TASK TO CARRY OUT
The response must reproduce every record in full.

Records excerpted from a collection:
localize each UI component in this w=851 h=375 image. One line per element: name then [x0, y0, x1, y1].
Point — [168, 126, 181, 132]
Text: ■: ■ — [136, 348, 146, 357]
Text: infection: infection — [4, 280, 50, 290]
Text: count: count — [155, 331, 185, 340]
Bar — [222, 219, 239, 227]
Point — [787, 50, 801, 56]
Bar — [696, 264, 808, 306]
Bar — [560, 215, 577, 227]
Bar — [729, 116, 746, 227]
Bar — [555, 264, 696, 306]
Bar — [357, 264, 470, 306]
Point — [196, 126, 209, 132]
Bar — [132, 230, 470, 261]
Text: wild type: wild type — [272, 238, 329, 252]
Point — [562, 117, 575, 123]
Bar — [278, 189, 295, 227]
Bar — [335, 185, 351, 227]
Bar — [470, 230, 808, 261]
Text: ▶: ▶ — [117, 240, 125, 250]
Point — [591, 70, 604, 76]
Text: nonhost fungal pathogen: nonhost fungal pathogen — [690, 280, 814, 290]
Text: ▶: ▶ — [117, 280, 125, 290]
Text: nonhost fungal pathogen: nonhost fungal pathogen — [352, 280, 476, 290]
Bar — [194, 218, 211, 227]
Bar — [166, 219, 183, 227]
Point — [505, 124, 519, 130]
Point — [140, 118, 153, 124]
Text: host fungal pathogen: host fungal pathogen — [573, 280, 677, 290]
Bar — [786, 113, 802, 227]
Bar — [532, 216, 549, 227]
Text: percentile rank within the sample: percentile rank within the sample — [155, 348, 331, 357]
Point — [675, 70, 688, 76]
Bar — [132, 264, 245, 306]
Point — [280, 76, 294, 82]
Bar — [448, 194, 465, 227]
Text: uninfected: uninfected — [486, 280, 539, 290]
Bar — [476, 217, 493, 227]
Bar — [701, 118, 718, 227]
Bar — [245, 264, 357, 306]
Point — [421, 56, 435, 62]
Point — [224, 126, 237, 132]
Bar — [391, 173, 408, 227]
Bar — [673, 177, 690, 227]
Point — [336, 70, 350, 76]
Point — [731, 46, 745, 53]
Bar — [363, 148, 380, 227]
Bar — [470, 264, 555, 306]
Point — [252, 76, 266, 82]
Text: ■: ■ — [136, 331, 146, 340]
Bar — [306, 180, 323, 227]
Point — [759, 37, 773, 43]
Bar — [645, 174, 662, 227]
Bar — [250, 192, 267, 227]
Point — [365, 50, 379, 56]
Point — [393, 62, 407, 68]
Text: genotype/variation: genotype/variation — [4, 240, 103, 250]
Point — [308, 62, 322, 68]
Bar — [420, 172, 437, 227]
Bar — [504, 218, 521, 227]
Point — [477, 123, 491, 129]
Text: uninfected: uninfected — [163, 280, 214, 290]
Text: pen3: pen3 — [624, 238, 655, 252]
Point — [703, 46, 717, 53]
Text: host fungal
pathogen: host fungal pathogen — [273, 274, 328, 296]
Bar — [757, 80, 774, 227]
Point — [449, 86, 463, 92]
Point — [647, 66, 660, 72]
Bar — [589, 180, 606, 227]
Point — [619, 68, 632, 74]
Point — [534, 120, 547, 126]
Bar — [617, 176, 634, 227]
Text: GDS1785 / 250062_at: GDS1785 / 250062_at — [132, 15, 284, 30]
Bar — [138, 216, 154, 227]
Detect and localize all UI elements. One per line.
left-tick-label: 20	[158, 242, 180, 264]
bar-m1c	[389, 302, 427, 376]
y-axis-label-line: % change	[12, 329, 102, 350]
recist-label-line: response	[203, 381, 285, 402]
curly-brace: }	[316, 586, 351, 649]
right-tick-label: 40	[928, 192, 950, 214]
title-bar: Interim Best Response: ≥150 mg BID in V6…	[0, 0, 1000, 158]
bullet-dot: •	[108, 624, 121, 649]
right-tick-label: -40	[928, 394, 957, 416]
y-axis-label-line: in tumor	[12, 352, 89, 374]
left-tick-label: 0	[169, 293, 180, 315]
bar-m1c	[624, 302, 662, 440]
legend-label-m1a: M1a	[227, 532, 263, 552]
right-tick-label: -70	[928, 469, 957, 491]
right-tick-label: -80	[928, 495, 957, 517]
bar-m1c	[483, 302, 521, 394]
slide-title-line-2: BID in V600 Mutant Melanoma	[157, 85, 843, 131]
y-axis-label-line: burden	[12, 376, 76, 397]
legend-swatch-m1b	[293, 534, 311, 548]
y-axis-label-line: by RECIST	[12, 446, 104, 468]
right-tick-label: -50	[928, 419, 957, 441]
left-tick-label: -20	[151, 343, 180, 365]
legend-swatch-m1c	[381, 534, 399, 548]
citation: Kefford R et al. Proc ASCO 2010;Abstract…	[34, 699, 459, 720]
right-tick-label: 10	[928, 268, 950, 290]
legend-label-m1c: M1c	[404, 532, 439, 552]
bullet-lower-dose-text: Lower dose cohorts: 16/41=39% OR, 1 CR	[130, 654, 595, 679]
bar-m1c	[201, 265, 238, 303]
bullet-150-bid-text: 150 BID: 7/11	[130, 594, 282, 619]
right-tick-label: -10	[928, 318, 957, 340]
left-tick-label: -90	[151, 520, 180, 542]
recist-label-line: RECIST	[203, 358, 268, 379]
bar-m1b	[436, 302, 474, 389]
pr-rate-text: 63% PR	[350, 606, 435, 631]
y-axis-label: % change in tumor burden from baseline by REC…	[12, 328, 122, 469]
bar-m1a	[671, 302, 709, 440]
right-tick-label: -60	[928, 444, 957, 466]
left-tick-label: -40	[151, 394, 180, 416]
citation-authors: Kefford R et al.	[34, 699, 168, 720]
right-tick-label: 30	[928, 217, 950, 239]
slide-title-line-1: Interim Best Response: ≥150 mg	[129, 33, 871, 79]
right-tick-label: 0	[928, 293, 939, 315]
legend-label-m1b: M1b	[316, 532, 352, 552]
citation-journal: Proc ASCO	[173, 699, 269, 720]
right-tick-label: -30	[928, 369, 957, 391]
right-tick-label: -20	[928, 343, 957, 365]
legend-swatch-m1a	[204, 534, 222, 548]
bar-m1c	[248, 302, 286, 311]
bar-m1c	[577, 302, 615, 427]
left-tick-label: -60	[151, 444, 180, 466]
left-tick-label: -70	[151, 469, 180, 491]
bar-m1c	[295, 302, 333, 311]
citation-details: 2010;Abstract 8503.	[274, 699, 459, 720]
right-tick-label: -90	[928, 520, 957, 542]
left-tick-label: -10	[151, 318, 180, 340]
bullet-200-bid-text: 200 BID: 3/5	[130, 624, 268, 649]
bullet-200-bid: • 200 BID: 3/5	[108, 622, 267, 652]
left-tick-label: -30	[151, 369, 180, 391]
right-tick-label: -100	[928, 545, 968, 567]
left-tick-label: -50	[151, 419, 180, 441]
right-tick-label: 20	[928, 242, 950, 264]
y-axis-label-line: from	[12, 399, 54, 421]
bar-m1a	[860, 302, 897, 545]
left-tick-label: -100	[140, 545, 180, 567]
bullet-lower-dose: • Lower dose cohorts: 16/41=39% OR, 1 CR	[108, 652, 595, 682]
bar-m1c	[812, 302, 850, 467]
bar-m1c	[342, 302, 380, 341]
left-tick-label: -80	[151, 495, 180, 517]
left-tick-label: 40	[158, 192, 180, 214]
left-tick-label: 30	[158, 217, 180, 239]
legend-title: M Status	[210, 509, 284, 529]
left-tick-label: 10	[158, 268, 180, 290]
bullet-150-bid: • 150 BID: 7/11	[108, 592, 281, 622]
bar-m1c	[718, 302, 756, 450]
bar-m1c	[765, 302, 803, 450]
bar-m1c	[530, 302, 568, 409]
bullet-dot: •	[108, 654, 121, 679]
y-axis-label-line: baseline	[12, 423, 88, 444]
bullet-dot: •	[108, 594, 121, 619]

EXERCISE SOLUTION
localize each UI component in this w=851 h=375 image. One line per element: name then [x0, y0, x1, y1].
Point — [168, 126, 181, 132]
Text: ■: ■ — [136, 348, 146, 357]
Text: infection: infection — [4, 280, 50, 290]
Text: count: count — [155, 331, 185, 340]
Bar — [222, 219, 239, 227]
Point — [787, 50, 801, 56]
Bar — [696, 264, 808, 306]
Bar — [560, 215, 577, 227]
Bar — [729, 116, 746, 227]
Bar — [555, 264, 696, 306]
Bar — [357, 264, 470, 306]
Point — [196, 126, 209, 132]
Bar — [132, 230, 470, 261]
Text: wild type: wild type — [272, 238, 329, 252]
Point — [562, 117, 575, 123]
Bar — [278, 189, 295, 227]
Bar — [335, 185, 351, 227]
Bar — [470, 230, 808, 261]
Text: ▶: ▶ — [117, 240, 125, 250]
Point — [591, 70, 604, 76]
Text: nonhost fungal pathogen: nonhost fungal pathogen — [690, 280, 814, 290]
Text: ▶: ▶ — [117, 280, 125, 290]
Text: nonhost fungal pathogen: nonhost fungal pathogen — [352, 280, 476, 290]
Bar — [194, 218, 211, 227]
Bar — [166, 219, 183, 227]
Point — [505, 124, 519, 130]
Point — [140, 118, 153, 124]
Text: host fungal pathogen: host fungal pathogen — [573, 280, 677, 290]
Bar — [786, 113, 802, 227]
Bar — [532, 216, 549, 227]
Text: percentile rank within the sample: percentile rank within the sample — [155, 348, 331, 357]
Point — [675, 70, 688, 76]
Bar — [132, 264, 245, 306]
Point — [280, 76, 294, 82]
Bar — [448, 194, 465, 227]
Text: uninfected: uninfected — [486, 280, 539, 290]
Bar — [476, 217, 493, 227]
Bar — [701, 118, 718, 227]
Bar — [245, 264, 357, 306]
Point — [421, 56, 435, 62]
Point — [224, 126, 237, 132]
Bar — [391, 173, 408, 227]
Bar — [673, 177, 690, 227]
Point — [336, 70, 350, 76]
Point — [731, 46, 745, 53]
Bar — [363, 148, 380, 227]
Bar — [470, 264, 555, 306]
Point — [252, 76, 266, 82]
Text: ■: ■ — [136, 331, 146, 340]
Bar — [306, 180, 323, 227]
Point — [759, 37, 773, 43]
Bar — [645, 174, 662, 227]
Bar — [250, 192, 267, 227]
Point — [365, 50, 379, 56]
Point — [393, 62, 407, 68]
Text: genotype/variation: genotype/variation — [4, 240, 103, 250]
Point — [308, 62, 322, 68]
Bar — [420, 172, 437, 227]
Bar — [504, 218, 521, 227]
Point — [477, 123, 491, 129]
Text: uninfected: uninfected — [163, 280, 214, 290]
Text: pen3: pen3 — [624, 238, 655, 252]
Point — [703, 46, 717, 53]
Text: host fungal
pathogen: host fungal pathogen — [273, 274, 328, 296]
Bar — [757, 80, 774, 227]
Point — [449, 86, 463, 92]
Point — [647, 66, 660, 72]
Bar — [589, 180, 606, 227]
Point — [619, 68, 632, 74]
Point — [534, 120, 547, 126]
Bar — [617, 176, 634, 227]
Text: GDS1785 / 250062_at: GDS1785 / 250062_at — [132, 15, 284, 30]
Bar — [138, 216, 154, 227]
Detect and localize all UI elements. One per line.
left-tick-label: 20	[158, 242, 180, 264]
bar-m1c	[389, 302, 427, 376]
y-axis-label-line: % change	[12, 329, 102, 350]
recist-label-line: response	[203, 381, 285, 402]
curly-brace: }	[316, 586, 351, 649]
right-tick-label: 40	[928, 192, 950, 214]
title-bar: Interim Best Response: ≥150 mg BID in V6…	[0, 0, 1000, 158]
bullet-dot: •	[108, 624, 121, 649]
right-tick-label: -40	[928, 394, 957, 416]
y-axis-label-line: in tumor	[12, 352, 89, 374]
left-tick-label: 0	[169, 293, 180, 315]
bar-m1c	[624, 302, 662, 440]
legend-label-m1a: M1a	[227, 532, 263, 552]
right-tick-label: -70	[928, 469, 957, 491]
right-tick-label: -80	[928, 495, 957, 517]
bar-m1c	[483, 302, 521, 394]
slide-title-line-2: BID in V600 Mutant Melanoma	[157, 85, 843, 131]
y-axis-label-line: burden	[12, 376, 76, 397]
legend-swatch-m1b	[293, 534, 311, 548]
y-axis-label-line: by RECIST	[12, 446, 104, 468]
right-tick-label: -50	[928, 419, 957, 441]
left-tick-label: -20	[151, 343, 180, 365]
legend-swatch-m1c	[381, 534, 399, 548]
citation: Kefford R et al. Proc ASCO 2010;Abstract…	[34, 699, 459, 720]
right-tick-label: 10	[928, 268, 950, 290]
legend-label-m1c: M1c	[404, 532, 439, 552]
bullet-lower-dose-text: Lower dose cohorts: 16/41=39% OR, 1 CR	[130, 654, 595, 679]
bar-m1c	[201, 265, 238, 303]
bullet-150-bid-text: 150 BID: 7/11	[130, 594, 282, 619]
right-tick-label: -10	[928, 318, 957, 340]
left-tick-label: -90	[151, 520, 180, 542]
recist-label-line: RECIST	[203, 358, 268, 379]
bar-m1b	[436, 302, 474, 389]
pr-rate-text: 63% PR	[350, 606, 435, 631]
y-axis-label: % change in tumor burden from baseline by REC…	[12, 328, 122, 469]
bar-m1a	[671, 302, 709, 440]
right-tick-label: -60	[928, 444, 957, 466]
left-tick-label: -40	[151, 394, 180, 416]
citation-authors: Kefford R et al.	[34, 699, 168, 720]
right-tick-label: 30	[928, 217, 950, 239]
slide-title-line-1: Interim Best Response: ≥150 mg	[129, 33, 871, 79]
right-tick-label: 0	[928, 293, 939, 315]
legend-label-m1b: M1b	[316, 532, 352, 552]
citation-journal: Proc ASCO	[173, 699, 269, 720]
right-tick-label: -30	[928, 369, 957, 391]
right-tick-label: -20	[928, 343, 957, 365]
legend-swatch-m1a	[204, 534, 222, 548]
bar-m1c	[248, 302, 286, 311]
bar-m1c	[577, 302, 615, 427]
left-tick-label: -60	[151, 444, 180, 466]
left-tick-label: -70	[151, 469, 180, 491]
bar-m1c	[295, 302, 333, 311]
citation-details: 2010;Abstract 8503.	[274, 699, 459, 720]
right-tick-label: -90	[928, 520, 957, 542]
left-tick-label: -10	[151, 318, 180, 340]
bullet-200-bid-text: 200 BID: 3/5	[130, 624, 268, 649]
bullet-200-bid: • 200 BID: 3/5	[108, 622, 267, 652]
left-tick-label: -30	[151, 369, 180, 391]
right-tick-label: -100	[928, 545, 968, 567]
left-tick-label: -50	[151, 419, 180, 441]
right-tick-label: 20	[928, 242, 950, 264]
y-axis-label-line: from	[12, 399, 54, 421]
bar-m1a	[860, 302, 897, 545]
left-tick-label: -100	[140, 545, 180, 567]
bullet-lower-dose: • Lower dose cohorts: 16/41=39% OR, 1 CR	[108, 652, 595, 682]
bar-m1c	[812, 302, 850, 467]
bar-m1c	[342, 302, 380, 341]
left-tick-label: -80	[151, 495, 180, 517]
left-tick-label: 40	[158, 192, 180, 214]
left-tick-label: 30	[158, 217, 180, 239]
legend-title: M Status	[210, 509, 284, 529]
left-tick-label: 10	[158, 268, 180, 290]
bullet-150-bid: • 150 BID: 7/11	[108, 592, 281, 622]
bar-m1c	[718, 302, 756, 450]
bar-m1c	[765, 302, 803, 450]
bar-m1c	[530, 302, 568, 409]
bullet-dot: •	[108, 654, 121, 679]
y-axis-label-line: baseline	[12, 423, 88, 444]
bullet-dot: •	[108, 594, 121, 619]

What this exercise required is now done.